Article:
---*---

OneFS works exclusively with dedicated platform nodes, referred to as a “cluster”. A single cluster consists of multiple nodes, which are rack-mountable enterprise appliances containing: memory, CPU, networking, Ethernet or low-latency InfiniBand interconnects, disk controllers and storage media. As such, each node in the distributed cluster has compute as well as storage or capacity capabilities.

With the Isilon hardware (‘Gen6’), a single chassis of 4 nodes in a 4RU (rack units) form factor is required to create a cluster, which scales up to 252 nodes in OneFS 8.2 and later. Individual node platforms need a minimum of three nodes and 3RU of rack space to form a cluster. There are several different types of nodes, all of which can be incorporated into a single cluster, where different nodes provide varying ratios of capacity to throughput or input/output operations per second (IOPS). OneFS 9.0 also introduces support for the new 1RU all-flash F600 NVMe and F200 PowerScale nodes. Both the traditional Gen6 chassis and the PowerScale stand-alone nodes will happily co-exist within the same cluster.

Each node or chassis added to a cluster increases aggregate disk, cache, CPU, and network capacity. OneFS leverages each of the hardware building blocks, so that the whole becomes greater than the sum of the parts. The RAM is grouped together into a single coherent cache, allowing I/O on any part of the cluster to benefit from data cached anywhere. A file system journal ensures that writes that are safe across power failures. Spindles and CPU are combined to increase throughput, capacity and IOPS as the cluster grows, for access to one file or for multiple files. A cluster’s storage capacity can range from 10’s of TBs to 10’s of PBs. The maximum capacity will continue to increase as storage media and node chassis continue to get denser.

---*---

Entries provided:
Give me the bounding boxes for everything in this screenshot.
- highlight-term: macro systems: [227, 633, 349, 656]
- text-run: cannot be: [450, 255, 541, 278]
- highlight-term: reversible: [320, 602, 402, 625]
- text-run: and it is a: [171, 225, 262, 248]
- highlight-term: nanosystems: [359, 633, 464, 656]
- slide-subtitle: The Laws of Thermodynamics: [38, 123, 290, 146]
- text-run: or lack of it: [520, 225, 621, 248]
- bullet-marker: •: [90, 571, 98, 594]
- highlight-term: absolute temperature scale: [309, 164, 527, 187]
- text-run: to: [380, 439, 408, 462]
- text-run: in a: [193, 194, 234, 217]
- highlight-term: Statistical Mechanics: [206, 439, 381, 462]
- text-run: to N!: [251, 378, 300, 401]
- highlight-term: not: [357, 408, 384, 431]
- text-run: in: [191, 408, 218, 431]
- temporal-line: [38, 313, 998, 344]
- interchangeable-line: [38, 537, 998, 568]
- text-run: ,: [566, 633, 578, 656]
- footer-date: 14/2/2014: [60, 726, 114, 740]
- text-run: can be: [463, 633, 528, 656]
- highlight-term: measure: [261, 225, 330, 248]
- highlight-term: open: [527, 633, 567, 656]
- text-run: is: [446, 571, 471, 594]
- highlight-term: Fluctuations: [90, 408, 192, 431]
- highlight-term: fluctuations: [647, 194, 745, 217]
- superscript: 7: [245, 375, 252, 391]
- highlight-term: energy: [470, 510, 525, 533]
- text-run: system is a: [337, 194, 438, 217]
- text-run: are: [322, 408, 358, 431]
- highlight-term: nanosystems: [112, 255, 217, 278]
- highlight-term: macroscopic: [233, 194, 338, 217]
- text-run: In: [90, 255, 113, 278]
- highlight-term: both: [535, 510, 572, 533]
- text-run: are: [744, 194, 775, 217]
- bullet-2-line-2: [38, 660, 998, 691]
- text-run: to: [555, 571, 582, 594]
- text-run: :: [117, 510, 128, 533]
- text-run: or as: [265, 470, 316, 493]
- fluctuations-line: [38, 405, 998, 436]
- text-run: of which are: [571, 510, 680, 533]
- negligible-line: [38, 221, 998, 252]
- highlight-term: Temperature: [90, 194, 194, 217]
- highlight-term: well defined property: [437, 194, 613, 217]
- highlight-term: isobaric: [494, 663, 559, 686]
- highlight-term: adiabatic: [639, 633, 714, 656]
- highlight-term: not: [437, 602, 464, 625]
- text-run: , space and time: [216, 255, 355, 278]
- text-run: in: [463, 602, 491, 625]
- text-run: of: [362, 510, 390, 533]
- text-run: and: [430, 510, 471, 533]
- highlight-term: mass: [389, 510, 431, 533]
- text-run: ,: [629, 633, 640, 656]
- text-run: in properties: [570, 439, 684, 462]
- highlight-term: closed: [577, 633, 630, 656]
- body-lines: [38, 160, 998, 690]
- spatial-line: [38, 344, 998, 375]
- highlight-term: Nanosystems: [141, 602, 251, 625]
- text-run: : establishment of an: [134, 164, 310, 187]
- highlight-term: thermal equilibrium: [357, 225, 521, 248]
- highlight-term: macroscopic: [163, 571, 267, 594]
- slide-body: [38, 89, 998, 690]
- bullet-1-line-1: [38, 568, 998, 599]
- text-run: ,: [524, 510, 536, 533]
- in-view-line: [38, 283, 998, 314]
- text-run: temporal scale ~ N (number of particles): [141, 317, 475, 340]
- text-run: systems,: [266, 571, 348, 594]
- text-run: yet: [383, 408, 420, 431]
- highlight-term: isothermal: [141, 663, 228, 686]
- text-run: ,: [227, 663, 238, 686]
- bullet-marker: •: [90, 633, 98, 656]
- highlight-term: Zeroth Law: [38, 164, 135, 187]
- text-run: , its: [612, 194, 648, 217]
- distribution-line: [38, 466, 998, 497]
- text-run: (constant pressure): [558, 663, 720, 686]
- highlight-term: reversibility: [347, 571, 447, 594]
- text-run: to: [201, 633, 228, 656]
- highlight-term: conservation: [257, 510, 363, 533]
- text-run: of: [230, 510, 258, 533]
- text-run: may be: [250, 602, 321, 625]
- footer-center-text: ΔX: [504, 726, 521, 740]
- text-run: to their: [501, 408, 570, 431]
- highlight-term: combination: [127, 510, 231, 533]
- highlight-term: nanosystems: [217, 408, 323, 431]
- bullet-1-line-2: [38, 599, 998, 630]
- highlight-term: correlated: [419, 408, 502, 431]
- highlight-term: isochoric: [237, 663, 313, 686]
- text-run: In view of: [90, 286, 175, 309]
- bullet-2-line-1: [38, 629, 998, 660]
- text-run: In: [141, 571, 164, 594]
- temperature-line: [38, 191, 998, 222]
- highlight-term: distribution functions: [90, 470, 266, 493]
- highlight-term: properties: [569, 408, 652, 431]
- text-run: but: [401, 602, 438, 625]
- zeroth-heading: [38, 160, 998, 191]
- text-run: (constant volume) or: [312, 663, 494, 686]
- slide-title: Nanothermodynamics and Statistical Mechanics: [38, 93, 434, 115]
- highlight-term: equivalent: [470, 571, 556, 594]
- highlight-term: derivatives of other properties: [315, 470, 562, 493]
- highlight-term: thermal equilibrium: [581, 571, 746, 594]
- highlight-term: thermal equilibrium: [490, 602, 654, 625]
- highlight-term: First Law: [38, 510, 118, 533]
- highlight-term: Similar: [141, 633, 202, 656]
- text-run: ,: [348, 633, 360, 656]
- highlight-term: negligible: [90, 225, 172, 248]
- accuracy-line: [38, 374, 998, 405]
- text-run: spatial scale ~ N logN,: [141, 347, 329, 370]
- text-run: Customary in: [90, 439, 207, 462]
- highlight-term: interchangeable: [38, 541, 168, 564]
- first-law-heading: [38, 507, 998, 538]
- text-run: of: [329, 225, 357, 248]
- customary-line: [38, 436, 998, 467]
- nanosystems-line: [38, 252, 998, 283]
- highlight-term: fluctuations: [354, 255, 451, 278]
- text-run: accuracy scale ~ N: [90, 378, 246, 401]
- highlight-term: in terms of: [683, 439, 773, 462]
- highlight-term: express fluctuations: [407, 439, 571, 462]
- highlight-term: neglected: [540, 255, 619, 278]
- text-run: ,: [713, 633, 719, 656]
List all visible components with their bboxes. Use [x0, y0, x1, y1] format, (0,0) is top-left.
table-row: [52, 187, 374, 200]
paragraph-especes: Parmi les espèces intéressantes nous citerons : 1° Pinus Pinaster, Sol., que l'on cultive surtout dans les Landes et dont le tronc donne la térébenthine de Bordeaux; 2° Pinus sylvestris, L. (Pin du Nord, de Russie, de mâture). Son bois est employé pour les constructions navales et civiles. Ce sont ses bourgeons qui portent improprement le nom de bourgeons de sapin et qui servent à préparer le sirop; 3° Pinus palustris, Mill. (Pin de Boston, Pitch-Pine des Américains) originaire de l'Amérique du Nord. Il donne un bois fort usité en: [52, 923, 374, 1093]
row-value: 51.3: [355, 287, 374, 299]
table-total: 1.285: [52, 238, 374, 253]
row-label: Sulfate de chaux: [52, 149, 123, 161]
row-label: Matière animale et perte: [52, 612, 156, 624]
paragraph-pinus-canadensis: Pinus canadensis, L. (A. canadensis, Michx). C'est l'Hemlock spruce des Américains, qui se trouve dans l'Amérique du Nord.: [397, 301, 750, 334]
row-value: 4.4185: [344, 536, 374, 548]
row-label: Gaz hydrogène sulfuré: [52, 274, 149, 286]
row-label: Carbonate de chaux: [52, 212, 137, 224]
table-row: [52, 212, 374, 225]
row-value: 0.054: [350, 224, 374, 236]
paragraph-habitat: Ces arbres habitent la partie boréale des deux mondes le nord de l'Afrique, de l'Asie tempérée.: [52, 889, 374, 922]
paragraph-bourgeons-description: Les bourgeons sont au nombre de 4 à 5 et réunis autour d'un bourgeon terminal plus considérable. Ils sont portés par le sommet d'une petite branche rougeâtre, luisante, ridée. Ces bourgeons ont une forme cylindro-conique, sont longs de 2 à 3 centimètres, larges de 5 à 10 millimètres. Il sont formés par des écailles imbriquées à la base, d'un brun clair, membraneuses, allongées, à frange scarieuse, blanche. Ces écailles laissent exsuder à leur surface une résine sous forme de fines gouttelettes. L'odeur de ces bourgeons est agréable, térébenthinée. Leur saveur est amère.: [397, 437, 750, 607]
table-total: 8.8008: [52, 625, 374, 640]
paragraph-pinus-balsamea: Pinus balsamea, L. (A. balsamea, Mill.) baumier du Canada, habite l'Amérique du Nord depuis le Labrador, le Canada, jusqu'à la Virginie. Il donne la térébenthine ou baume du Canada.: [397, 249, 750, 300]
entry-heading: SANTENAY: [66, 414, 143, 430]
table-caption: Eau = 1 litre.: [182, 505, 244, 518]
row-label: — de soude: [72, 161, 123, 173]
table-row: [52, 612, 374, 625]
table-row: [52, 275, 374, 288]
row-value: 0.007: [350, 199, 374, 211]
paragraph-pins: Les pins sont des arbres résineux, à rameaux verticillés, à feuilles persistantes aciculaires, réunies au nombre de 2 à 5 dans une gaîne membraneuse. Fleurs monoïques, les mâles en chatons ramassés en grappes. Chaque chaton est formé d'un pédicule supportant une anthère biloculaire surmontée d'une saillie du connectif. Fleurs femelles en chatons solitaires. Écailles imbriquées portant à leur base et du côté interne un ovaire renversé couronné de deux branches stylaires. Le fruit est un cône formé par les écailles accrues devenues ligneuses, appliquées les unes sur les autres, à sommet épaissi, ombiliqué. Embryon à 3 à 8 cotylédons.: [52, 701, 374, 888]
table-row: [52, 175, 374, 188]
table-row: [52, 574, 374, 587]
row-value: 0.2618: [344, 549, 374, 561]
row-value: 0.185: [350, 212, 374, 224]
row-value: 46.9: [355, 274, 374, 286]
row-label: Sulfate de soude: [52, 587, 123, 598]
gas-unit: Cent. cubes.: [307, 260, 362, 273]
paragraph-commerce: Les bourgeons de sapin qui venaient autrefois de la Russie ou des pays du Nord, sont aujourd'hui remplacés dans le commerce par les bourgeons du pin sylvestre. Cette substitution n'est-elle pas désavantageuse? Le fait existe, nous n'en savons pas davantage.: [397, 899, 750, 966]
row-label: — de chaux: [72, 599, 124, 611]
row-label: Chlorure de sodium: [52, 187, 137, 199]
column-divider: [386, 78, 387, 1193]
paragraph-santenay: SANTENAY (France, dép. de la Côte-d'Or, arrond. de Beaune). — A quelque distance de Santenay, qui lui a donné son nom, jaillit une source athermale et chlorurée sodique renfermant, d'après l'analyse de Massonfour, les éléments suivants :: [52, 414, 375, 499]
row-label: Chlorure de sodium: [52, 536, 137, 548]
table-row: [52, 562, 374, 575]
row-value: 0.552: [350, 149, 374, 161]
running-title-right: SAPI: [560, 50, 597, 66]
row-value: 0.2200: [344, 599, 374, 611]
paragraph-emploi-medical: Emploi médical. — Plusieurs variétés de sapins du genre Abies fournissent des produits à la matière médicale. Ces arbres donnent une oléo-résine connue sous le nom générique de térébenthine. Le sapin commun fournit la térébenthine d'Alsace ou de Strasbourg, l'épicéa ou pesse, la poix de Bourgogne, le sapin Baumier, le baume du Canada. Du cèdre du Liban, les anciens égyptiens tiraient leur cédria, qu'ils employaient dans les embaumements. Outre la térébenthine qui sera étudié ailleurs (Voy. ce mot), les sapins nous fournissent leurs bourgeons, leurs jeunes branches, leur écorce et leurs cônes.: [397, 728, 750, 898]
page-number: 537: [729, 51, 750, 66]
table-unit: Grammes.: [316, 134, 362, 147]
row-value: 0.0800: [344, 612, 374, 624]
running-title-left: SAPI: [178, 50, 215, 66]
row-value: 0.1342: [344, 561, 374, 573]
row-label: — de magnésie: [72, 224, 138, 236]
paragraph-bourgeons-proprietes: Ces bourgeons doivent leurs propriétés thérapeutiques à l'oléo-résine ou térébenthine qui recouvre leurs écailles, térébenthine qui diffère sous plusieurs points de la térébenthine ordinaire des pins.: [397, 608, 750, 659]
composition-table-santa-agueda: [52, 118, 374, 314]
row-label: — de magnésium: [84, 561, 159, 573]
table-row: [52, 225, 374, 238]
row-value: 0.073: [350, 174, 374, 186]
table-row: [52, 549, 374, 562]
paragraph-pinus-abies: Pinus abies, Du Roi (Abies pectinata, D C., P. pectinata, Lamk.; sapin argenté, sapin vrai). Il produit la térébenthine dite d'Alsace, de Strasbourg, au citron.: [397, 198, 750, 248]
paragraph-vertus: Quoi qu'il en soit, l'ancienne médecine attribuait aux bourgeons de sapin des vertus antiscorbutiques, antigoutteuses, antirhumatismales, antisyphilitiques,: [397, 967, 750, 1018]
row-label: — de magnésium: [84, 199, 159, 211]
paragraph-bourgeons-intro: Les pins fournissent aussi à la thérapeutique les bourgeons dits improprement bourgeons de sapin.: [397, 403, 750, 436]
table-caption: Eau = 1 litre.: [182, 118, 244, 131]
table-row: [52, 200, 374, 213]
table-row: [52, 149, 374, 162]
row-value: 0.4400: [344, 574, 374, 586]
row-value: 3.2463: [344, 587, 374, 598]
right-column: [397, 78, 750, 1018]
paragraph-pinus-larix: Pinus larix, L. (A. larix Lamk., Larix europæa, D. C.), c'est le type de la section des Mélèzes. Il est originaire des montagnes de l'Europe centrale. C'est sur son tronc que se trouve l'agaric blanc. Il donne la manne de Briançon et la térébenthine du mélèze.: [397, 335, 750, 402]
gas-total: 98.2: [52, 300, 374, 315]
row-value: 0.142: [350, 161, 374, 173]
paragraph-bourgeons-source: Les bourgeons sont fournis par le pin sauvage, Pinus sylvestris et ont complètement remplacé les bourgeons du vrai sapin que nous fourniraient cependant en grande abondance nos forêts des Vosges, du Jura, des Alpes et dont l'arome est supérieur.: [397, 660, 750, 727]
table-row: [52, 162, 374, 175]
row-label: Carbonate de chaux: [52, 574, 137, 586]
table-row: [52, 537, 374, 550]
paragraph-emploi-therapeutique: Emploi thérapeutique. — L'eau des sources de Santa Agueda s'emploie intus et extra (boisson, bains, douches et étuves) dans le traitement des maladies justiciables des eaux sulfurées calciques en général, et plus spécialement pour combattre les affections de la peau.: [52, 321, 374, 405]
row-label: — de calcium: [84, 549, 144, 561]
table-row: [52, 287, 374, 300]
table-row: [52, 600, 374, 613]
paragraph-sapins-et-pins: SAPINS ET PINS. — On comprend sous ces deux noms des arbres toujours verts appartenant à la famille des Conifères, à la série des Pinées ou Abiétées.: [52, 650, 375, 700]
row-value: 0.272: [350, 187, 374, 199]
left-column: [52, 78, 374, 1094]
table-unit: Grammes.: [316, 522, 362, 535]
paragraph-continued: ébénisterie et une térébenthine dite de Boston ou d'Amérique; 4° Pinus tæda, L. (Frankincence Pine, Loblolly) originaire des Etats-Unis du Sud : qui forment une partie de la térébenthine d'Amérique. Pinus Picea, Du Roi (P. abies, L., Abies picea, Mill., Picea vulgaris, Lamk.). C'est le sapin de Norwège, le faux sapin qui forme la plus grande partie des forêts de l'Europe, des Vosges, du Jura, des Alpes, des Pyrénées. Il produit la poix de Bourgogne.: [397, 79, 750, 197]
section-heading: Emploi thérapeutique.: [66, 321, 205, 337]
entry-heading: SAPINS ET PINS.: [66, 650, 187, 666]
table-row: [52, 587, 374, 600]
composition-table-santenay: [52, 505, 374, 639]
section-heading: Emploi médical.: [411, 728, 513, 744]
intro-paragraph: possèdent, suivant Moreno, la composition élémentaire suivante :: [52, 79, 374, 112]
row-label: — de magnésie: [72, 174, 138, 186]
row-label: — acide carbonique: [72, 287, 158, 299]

---*---

What to produce:
Continue the OneFS cluster article above, starting right after its last sentence.

Exercise output:
The OneFS powered platform nodes are broken into several classes, or tiers, according to their functionality:

Table 1: Hardware Tiers and Node Types

5 | Dell EMC PowerScale OneFS: A Technical Overview © 2020 Dell Inc. or its subsidiaries.

Network

There are two types of networks associated with a cluster: internal and external.

Back-end network

All intra-node communication in a cluster is performed across a dedicated backend network, comprising either 10, 40, or 100 Gb Ethernet, or low-latency QDR InfiniBand (IB). This back-end network, which is configured with redundant switches for high availability, acts as the backplane for the cluster. This enables each node to act as a contributor in the cluster and isolating node-to-node communication to a private, high-speed, low-latency network. This back-end network utilizes Internet Protocol (IP) for node-to-node communication.

Front-end network

Clients connect to the cluster using Ethernet connections (1GbE, 10GbE, 25GbE, or 40GbE) that are available on all nodes. Because each node provides its own Ethernet ports, the amount of network bandwidth available to the cluster scales linearly with performance and capacity. A cluster supports standard network communication protocols to a customer network, including NFS, SMB, HTTP, FTP, HDFS, and S3. Additionally, OneFS provides full integration with both IPv4 and IPv6 environments.

Complete cluster view

The complete cluster is combined with hardware, software, networks in the following view:

Figure 2: All Components of OneFS at Work

The diagram above depicts the complete architecture; software, hardware and network all working together in your environment with servers to provide a completely distributed single file system that can scale dynamically as workloads and capacity needs or throughput needs change in a scale-out environment.

OneFS SmartConnect is a load balancer that works at the front-end Ethernet layer to evenly distribute client connections across the cluster. SmartConnect supports dynamic NFS failover and failback for Linux and UNIX clients and SMB3 continuous availability for Windows clients. This ensures that when a node failure occurs, or preventative maintenance is performed, all in-flight reads and writes are handed off to another node in the cluster to finish its operation without any user or application interruption.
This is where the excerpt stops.